Here are some records; return them all exactly.
────
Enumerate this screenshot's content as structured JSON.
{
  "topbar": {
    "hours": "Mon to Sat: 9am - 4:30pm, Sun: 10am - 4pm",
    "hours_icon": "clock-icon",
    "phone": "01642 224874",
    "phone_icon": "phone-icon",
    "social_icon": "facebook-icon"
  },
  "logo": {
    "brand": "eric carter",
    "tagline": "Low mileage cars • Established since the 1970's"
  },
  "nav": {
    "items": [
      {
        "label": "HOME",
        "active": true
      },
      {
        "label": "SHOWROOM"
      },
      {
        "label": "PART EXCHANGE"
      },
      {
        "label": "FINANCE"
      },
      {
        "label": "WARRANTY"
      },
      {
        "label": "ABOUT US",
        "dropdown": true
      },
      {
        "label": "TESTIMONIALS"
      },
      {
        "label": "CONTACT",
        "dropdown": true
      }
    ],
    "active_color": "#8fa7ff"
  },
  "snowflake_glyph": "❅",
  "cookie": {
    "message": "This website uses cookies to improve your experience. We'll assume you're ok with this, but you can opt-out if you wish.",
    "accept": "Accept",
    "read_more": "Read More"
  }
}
────
FINAL RESULT ::
Enumerate this screenshot's content as structured JSON.
{
  "topbar": {
    "hours": "Mon to Sat: 9am - 4:30pm, Sun: 10am - 4pm",
    "hours_icon": "clock-icon",
    "phone": "01642 224874",
    "phone_icon": "phone-icon",
    "social_icon": "facebook-icon"
  },
  "logo": {
    "brand": "eric carter",
    "tagline": "Low mileage cars • Established since the 1970's"
  },
  "nav": {
    "items": [
      {
        "label": "HOME",
        "active": true
      },
      {
        "label": "SHOWROOM"
      },
      {
        "label": "PART EXCHANGE"
      },
      {
        "label": "FINANCE"
      },
      {
        "label": "WARRANTY"
      },
      {
        "label": "ABOUT US",
        "dropdown": true
      },
      {
        "label": "TESTIMONIALS"
      },
      {
        "label": "CONTACT",
        "dropdown": true
      }
    ],
    "active_color": "#8fa7ff"
  },
  "snowflake_glyph": "❅",
  "cookie": {
    "message": "This website uses cookies to improve your experience. We'll assume you're ok with this, but you can opt-out if you wish.",
    "accept": "Accept",
    "read_more": "Read More"
  }
}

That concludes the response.